Request: Copy out each line of the listing that has the word "grid" in it.

Exercise input:
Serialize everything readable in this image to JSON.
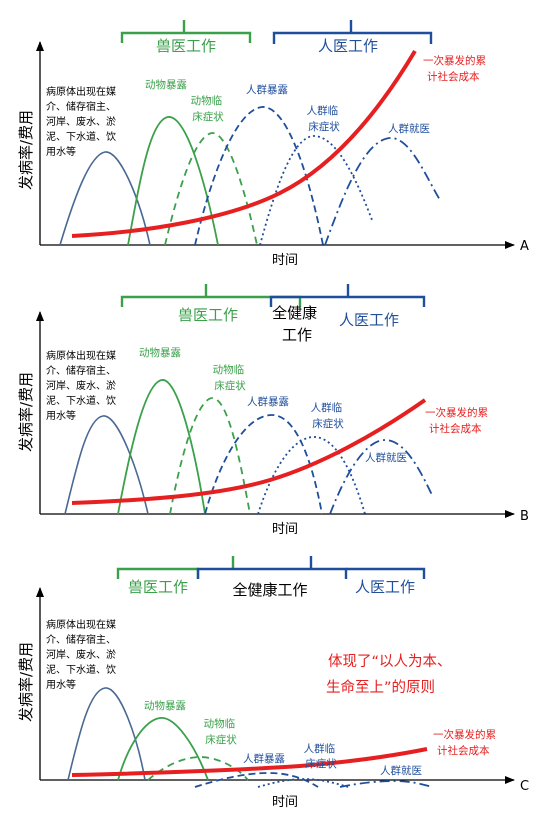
{
  "panels": [
    {
      "id": "A",
      "panel_label": "A",
      "ylabel": "发病率/费用",
      "xlabel": "时间",
      "brackets": {
        "vet": "兽医工作",
        "human": "人医工作",
        "one_health": ""
      },
      "source_note": [
        "病原体出现在媒",
        "介、储存宿主、",
        "河岸、废水、淤",
        "泥、下水道、饮",
        "用水等"
      ],
      "labels": {
        "animal_exposure": "动物暴露",
        "animal_clinical": [
          "动物临",
          "床症状"
        ],
        "human_exposure": "人群暴露",
        "human_clinical": [
          "人群临",
          "床症状"
        ],
        "human_medical": "人群就医",
        "outbreak_cost": [
          "一次暴发的累",
          "计社会成本"
        ]
      },
      "statement": []
    },
    {
      "id": "B",
      "panel_label": "B",
      "ylabel": "发病率/费用",
      "xlabel": "时间",
      "brackets": {
        "vet": "兽医工作",
        "human": "人医工作",
        "one_health": [
          "全健康",
          "工作"
        ]
      },
      "source_note": [
        "病原体出现在媒",
        "介、储存宿主、",
        "河岸、废水、淤",
        "泥、下水道、饮",
        "用水等"
      ],
      "labels": {
        "animal_exposure": "动物暴露",
        "animal_clinical": [
          "动物临",
          "床症状"
        ],
        "human_exposure": "人群暴露",
        "human_clinical": [
          "人群临",
          "床症状"
        ],
        "human_medical": "人群就医",
        "outbreak_cost": [
          "一次暴发的累",
          "计社会成本"
        ]
      },
      "statement": []
    },
    {
      "id": "C",
      "panel_label": "C",
      "ylabel": "发病率/费用",
      "xlabel": "时间",
      "brackets": {
        "vet": "兽医工作",
        "human": "人医工作",
        "one_health": "全健康工作"
      },
      "source_note": [
        "病原体出现在媒",
        "介、储存宿主、",
        "河岸、废水、淤",
        "泥、下水道、饮",
        "用水等"
      ],
      "labels": {
        "animal_exposure": "动物暴露",
        "animal_clinical": [
          "动物临",
          "床症状"
        ],
        "human_exposure": "人群暴露",
        "human_clinical": [
          "人群临",
          "床症状"
        ],
        "human_medical": "人群就医",
        "outbreak_cost": [
          "一次暴发的累",
          "计社会成本"
        ]
      },
      "statement": [
        "体现了“以人为本、",
        "生命至上”的原则"
      ]
    }
  ],
  "colors": {
    "vet_green": "#3aa04a",
    "human_blue": "#1f4e9c",
    "source_blue": "#4a6894",
    "cost_red": "#e62020",
    "axis": "#000000"
  }
}
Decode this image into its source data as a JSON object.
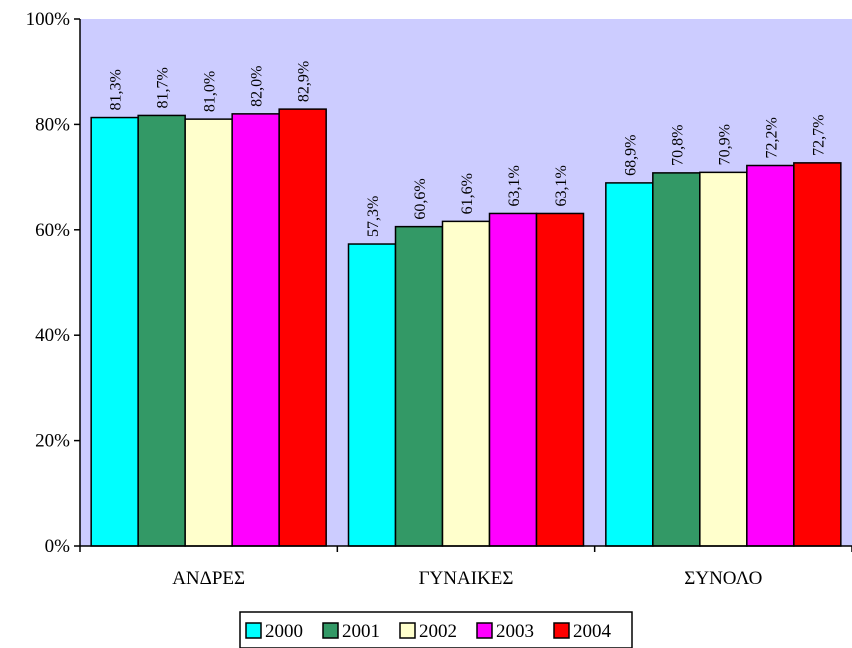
{
  "chart_data": {
    "type": "bar",
    "categories": [
      "ΑΝΔΡΕΣ",
      "ΓΥΝΑΙΚΕΣ",
      "ΣΥΝΟΛΟ"
    ],
    "series": [
      {
        "name": "2000",
        "color": "#00ffff",
        "values": [
          81.3,
          57.3,
          68.9
        ],
        "labels": [
          "81,3%",
          "57,3%",
          "68,9%"
        ]
      },
      {
        "name": "2001",
        "color": "#339966",
        "values": [
          81.7,
          60.6,
          70.8
        ],
        "labels": [
          "81,7%",
          "60,6%",
          "70,8%"
        ]
      },
      {
        "name": "2002",
        "color": "#ffffcc",
        "values": [
          81.0,
          61.6,
          70.9
        ],
        "labels": [
          "81,0%",
          "61,6%",
          "70,9%"
        ]
      },
      {
        "name": "2003",
        "color": "#ff00ff",
        "values": [
          82.0,
          63.1,
          72.2
        ],
        "labels": [
          "82,0%",
          "63,1%",
          "72,2%"
        ]
      },
      {
        "name": "2004",
        "color": "#ff0000",
        "values": [
          82.9,
          63.1,
          72.7
        ],
        "labels": [
          "82,9%",
          "63,1%",
          "72,7%"
        ]
      }
    ],
    "yticks": [
      "0%",
      "20%",
      "40%",
      "60%",
      "80%",
      "100%"
    ],
    "ylim": [
      0,
      100
    ],
    "plot_background": "#ccccff",
    "grid": false,
    "legend_position": "bottom"
  }
}
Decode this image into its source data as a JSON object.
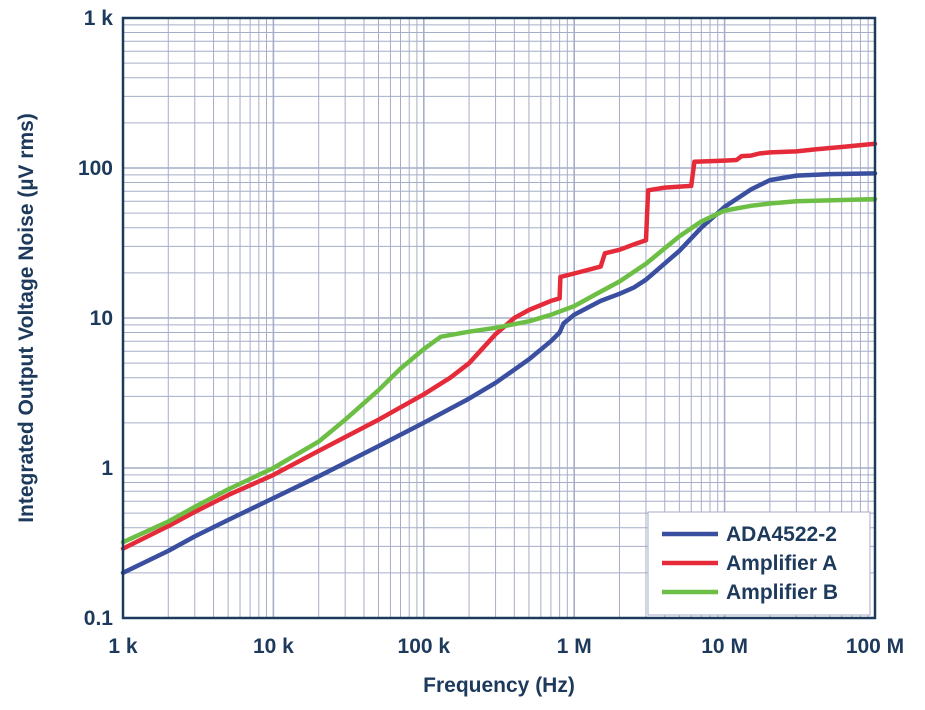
{
  "chart_data": {
    "type": "line",
    "title": "",
    "xlabel": "Frequency (Hz)",
    "ylabel": "Integrated Output Voltage Noise (µV rms)",
    "xscale": "log",
    "yscale": "log",
    "xlim": [
      1000,
      100000000
    ],
    "ylim": [
      0.1,
      1000
    ],
    "grid": true,
    "legend_position": "bottom-right",
    "x_ticks": [
      {
        "value": 1000,
        "label": "1 k"
      },
      {
        "value": 10000,
        "label": "10 k"
      },
      {
        "value": 100000,
        "label": "100 k"
      },
      {
        "value": 1000000,
        "label": "1 M"
      },
      {
        "value": 10000000,
        "label": "10 M"
      },
      {
        "value": 100000000,
        "label": "100 M"
      }
    ],
    "y_ticks": [
      {
        "value": 0.1,
        "label": "0.1"
      },
      {
        "value": 1,
        "label": "1"
      },
      {
        "value": 10,
        "label": "10"
      },
      {
        "value": 100,
        "label": "100"
      },
      {
        "value": 1000,
        "label": "1 k"
      }
    ],
    "colors": {
      "grid": "#a6adc8",
      "frame": "#1d3a5c",
      "text": "#1d3a5c"
    },
    "series": [
      {
        "name": "ADA4522-2",
        "color": "#3a4fa0",
        "points": [
          [
            1000,
            0.2
          ],
          [
            2000,
            0.28
          ],
          [
            3000,
            0.35
          ],
          [
            5000,
            0.45
          ],
          [
            10000,
            0.63
          ],
          [
            20000,
            0.88
          ],
          [
            50000,
            1.4
          ],
          [
            100000,
            2.0
          ],
          [
            200000,
            2.9
          ],
          [
            300000,
            3.7
          ],
          [
            500000,
            5.3
          ],
          [
            700000,
            7.0
          ],
          [
            800000,
            8.0
          ],
          [
            850000,
            9.2
          ],
          [
            1000000,
            10.5
          ],
          [
            1500000,
            13.0
          ],
          [
            2000000,
            14.5
          ],
          [
            2500000,
            16.0
          ],
          [
            3000000,
            18.0
          ],
          [
            5000000,
            28.0
          ],
          [
            7000000,
            40.0
          ],
          [
            10000000,
            55.0
          ],
          [
            15000000,
            72.0
          ],
          [
            20000000,
            83.0
          ],
          [
            30000000,
            89.0
          ],
          [
            50000000,
            91.0
          ],
          [
            100000000,
            92.0
          ]
        ]
      },
      {
        "name": "Amplifier A",
        "color": "#e52b3a",
        "points": [
          [
            1000,
            0.29
          ],
          [
            2000,
            0.41
          ],
          [
            3000,
            0.51
          ],
          [
            5000,
            0.66
          ],
          [
            10000,
            0.9
          ],
          [
            20000,
            1.3
          ],
          [
            50000,
            2.1
          ],
          [
            100000,
            3.1
          ],
          [
            150000,
            4.0
          ],
          [
            200000,
            5.0
          ],
          [
            300000,
            7.8
          ],
          [
            400000,
            10.0
          ],
          [
            500000,
            11.3
          ],
          [
            700000,
            13.0
          ],
          [
            800000,
            13.5
          ],
          [
            810000,
            18.8
          ],
          [
            1000000,
            19.8
          ],
          [
            1500000,
            22.0
          ],
          [
            1600000,
            27.0
          ],
          [
            2000000,
            28.5
          ],
          [
            2500000,
            31.0
          ],
          [
            3000000,
            33.0
          ],
          [
            3100000,
            71.0
          ],
          [
            4000000,
            74.0
          ],
          [
            6000000,
            76.0
          ],
          [
            6300000,
            110.0
          ],
          [
            10000000,
            112.0
          ],
          [
            12000000,
            113.0
          ],
          [
            13000000,
            120.0
          ],
          [
            15000000,
            121.0
          ],
          [
            17000000,
            125.0
          ],
          [
            20000000,
            127.0
          ],
          [
            30000000,
            129.0
          ],
          [
            40000000,
            133.0
          ],
          [
            60000000,
            138.0
          ],
          [
            100000000,
            145.0
          ]
        ]
      },
      {
        "name": "Amplifier B",
        "color": "#6cbf44",
        "points": [
          [
            1000,
            0.32
          ],
          [
            2000,
            0.44
          ],
          [
            3000,
            0.55
          ],
          [
            5000,
            0.72
          ],
          [
            10000,
            1.0
          ],
          [
            20000,
            1.5
          ],
          [
            30000,
            2.1
          ],
          [
            50000,
            3.3
          ],
          [
            70000,
            4.6
          ],
          [
            100000,
            6.2
          ],
          [
            130000,
            7.5
          ],
          [
            200000,
            8.1
          ],
          [
            300000,
            8.6
          ],
          [
            500000,
            9.5
          ],
          [
            700000,
            10.5
          ],
          [
            1000000,
            12.0
          ],
          [
            1500000,
            15.0
          ],
          [
            2000000,
            17.5
          ],
          [
            3000000,
            23.0
          ],
          [
            5000000,
            35.0
          ],
          [
            7000000,
            44.0
          ],
          [
            10000000,
            52.0
          ],
          [
            15000000,
            56.0
          ],
          [
            20000000,
            58.0
          ],
          [
            30000000,
            60.0
          ],
          [
            100000000,
            62.0
          ]
        ]
      }
    ]
  }
}
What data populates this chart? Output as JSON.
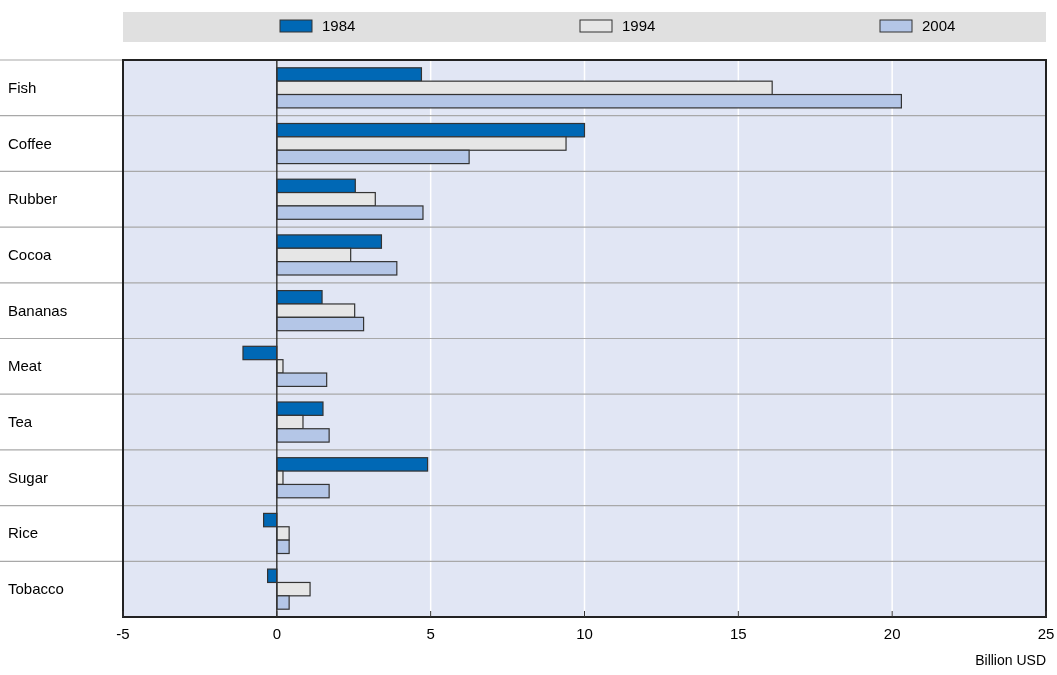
{
  "chart_data": {
    "type": "bar",
    "orientation": "horizontal",
    "xlabel": "Billion USD",
    "categories": [
      "Fish",
      "Coffee",
      "Rubber",
      "Cocoa",
      "Bananas",
      "Meat",
      "Tea",
      "Sugar",
      "Rice",
      "Tobacco"
    ],
    "series": [
      {
        "name": "1984",
        "color": "#0068b5",
        "values": [
          4.7,
          10.0,
          2.55,
          3.4,
          1.47,
          -1.1,
          1.5,
          4.9,
          -0.43,
          -0.3
        ]
      },
      {
        "name": "1994",
        "color": "#e6e6e6",
        "values": [
          16.1,
          9.4,
          3.2,
          2.4,
          2.53,
          0.2,
          0.85,
          0.2,
          0.4,
          1.08
        ]
      },
      {
        "name": "2004",
        "color": "#b4c6e7",
        "values": [
          20.3,
          6.25,
          4.75,
          3.9,
          2.82,
          1.62,
          1.7,
          1.7,
          0.4,
          0.4
        ]
      }
    ],
    "xlim": [
      -5,
      25
    ],
    "xticks": [
      -5,
      0,
      5,
      10,
      15,
      20,
      25
    ],
    "grid": "x",
    "legend": "top"
  }
}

Final result:
    "grid": false,
    "grid": true,
      "grid": "#a6adc8",
    "grid": "x",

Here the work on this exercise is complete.